● **Job**:
Below are records; state how many of their lines hold the word "while", and give only the figure.

● **Data entries**:
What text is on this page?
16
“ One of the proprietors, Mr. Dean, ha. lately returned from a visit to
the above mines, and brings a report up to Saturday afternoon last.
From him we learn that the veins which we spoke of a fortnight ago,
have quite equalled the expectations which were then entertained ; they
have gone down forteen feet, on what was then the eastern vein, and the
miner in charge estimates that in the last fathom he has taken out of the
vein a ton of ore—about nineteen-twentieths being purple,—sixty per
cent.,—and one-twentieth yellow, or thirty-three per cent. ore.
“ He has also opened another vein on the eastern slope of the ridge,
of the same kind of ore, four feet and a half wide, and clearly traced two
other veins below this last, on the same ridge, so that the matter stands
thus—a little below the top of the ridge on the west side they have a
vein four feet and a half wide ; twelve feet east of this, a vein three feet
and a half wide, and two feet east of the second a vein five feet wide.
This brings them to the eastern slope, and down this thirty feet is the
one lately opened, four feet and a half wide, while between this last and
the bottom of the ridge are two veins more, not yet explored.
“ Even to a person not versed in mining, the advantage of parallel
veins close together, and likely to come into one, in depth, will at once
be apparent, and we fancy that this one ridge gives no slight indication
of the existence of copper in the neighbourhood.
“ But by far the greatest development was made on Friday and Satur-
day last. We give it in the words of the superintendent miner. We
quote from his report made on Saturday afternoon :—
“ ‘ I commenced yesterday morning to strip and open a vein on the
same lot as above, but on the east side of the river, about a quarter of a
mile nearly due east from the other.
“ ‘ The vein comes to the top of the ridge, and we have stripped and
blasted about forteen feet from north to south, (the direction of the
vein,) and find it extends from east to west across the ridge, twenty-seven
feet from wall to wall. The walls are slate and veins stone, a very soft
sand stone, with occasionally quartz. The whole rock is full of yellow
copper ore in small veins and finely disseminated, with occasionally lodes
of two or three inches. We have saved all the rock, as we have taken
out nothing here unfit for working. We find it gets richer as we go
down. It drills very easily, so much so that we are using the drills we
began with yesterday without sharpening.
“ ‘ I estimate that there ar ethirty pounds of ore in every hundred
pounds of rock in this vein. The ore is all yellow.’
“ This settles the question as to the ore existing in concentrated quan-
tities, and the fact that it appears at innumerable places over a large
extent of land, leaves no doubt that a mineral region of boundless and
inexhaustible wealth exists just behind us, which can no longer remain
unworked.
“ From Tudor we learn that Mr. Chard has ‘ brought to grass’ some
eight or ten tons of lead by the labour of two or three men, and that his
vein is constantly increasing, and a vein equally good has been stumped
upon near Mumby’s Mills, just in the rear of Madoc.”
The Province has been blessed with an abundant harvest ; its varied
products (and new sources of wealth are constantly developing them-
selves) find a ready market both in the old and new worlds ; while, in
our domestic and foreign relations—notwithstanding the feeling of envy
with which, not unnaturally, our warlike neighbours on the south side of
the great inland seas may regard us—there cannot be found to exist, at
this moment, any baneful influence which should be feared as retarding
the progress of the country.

● **The result**:
2